**Aim of the exercise:**
Examine the records and identify each line that includes the string "this". Copy those lines.

►

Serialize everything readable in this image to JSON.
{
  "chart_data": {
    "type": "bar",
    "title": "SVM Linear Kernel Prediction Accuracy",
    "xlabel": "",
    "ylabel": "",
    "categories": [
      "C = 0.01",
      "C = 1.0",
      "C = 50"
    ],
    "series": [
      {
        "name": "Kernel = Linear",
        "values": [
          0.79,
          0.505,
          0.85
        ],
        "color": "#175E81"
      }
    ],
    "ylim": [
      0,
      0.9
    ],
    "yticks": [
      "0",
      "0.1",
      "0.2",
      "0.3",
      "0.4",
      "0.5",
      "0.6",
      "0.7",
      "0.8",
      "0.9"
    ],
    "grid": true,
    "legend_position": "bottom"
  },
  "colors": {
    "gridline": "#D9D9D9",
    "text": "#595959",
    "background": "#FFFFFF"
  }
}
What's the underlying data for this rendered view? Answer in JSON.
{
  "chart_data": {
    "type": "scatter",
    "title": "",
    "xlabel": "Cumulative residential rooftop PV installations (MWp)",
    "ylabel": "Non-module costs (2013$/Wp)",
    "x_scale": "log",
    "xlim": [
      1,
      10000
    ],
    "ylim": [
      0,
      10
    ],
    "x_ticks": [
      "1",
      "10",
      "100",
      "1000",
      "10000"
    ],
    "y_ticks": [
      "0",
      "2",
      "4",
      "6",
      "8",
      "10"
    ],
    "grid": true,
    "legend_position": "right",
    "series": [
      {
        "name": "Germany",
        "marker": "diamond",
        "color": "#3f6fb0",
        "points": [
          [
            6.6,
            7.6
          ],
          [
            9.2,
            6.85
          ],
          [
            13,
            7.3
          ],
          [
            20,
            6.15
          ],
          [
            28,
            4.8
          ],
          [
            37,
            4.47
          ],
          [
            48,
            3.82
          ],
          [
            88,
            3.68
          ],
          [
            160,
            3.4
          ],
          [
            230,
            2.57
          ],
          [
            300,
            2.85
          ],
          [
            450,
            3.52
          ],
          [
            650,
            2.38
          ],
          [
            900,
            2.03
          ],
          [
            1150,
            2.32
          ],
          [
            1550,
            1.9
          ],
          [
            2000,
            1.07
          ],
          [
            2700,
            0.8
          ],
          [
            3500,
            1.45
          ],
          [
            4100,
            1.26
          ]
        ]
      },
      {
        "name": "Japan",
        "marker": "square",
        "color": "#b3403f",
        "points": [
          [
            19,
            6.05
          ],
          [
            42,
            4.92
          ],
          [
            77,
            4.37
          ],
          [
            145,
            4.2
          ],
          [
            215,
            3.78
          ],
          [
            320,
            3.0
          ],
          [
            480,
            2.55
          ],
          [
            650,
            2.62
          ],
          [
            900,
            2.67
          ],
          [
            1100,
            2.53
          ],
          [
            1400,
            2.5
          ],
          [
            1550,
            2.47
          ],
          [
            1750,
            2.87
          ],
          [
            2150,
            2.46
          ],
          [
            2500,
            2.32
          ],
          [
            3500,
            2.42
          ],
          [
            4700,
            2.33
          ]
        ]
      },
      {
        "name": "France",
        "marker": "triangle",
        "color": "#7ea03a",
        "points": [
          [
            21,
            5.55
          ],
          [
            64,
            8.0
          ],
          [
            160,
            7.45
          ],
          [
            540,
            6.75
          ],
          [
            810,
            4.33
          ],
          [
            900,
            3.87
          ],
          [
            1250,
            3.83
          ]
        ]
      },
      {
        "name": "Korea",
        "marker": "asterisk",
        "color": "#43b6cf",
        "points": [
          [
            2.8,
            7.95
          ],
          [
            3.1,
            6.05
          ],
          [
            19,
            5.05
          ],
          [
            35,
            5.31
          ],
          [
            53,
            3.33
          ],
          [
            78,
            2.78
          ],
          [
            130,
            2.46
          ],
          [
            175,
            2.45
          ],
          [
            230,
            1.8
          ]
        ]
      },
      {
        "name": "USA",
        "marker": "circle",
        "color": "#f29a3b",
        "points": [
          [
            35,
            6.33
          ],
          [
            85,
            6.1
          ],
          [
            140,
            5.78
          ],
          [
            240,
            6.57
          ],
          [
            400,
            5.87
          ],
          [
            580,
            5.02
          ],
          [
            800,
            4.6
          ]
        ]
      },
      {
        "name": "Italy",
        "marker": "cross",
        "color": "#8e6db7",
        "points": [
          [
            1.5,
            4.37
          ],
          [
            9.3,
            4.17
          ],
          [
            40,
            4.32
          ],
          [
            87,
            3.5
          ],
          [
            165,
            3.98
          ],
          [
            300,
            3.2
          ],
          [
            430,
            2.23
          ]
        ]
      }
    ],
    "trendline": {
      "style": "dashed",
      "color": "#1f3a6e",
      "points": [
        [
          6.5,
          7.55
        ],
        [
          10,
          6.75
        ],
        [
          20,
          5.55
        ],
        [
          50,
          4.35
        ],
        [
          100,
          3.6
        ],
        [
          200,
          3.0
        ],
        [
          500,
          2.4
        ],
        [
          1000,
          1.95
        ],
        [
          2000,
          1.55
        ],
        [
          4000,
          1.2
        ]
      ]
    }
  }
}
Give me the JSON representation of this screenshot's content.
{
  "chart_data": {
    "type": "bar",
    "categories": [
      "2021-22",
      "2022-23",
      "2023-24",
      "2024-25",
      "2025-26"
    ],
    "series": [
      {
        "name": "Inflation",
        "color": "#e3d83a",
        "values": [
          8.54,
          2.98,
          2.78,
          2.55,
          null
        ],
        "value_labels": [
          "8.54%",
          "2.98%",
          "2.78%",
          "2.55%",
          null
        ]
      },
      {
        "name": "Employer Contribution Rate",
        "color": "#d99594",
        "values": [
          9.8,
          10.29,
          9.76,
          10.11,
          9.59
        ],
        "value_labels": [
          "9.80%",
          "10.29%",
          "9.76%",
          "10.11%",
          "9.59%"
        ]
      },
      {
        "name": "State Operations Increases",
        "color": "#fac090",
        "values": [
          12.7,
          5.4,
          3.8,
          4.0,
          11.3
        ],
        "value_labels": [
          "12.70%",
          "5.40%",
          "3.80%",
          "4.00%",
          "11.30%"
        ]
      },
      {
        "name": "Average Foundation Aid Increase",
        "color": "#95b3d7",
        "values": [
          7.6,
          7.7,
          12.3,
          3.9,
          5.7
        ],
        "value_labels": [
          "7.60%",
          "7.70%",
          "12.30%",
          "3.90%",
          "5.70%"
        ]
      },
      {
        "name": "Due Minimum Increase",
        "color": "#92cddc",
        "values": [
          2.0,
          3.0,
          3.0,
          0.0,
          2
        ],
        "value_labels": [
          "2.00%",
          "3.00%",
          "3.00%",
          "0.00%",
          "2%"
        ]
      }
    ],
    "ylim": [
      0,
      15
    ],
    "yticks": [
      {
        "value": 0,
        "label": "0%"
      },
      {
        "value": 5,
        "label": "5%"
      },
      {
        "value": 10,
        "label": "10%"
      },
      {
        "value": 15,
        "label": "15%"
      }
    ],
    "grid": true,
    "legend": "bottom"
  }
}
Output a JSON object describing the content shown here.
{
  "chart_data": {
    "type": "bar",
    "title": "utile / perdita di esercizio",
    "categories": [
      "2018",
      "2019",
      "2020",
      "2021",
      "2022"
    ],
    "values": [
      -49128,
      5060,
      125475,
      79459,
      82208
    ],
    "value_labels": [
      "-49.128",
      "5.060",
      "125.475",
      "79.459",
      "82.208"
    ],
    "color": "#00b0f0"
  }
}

◄

**Completed exercise:**
Serialize everything readable in this image to JSON.
What's the underlying data for this rendered view? Answer in JSON.
Give me the JSON representation of this screenshot's content.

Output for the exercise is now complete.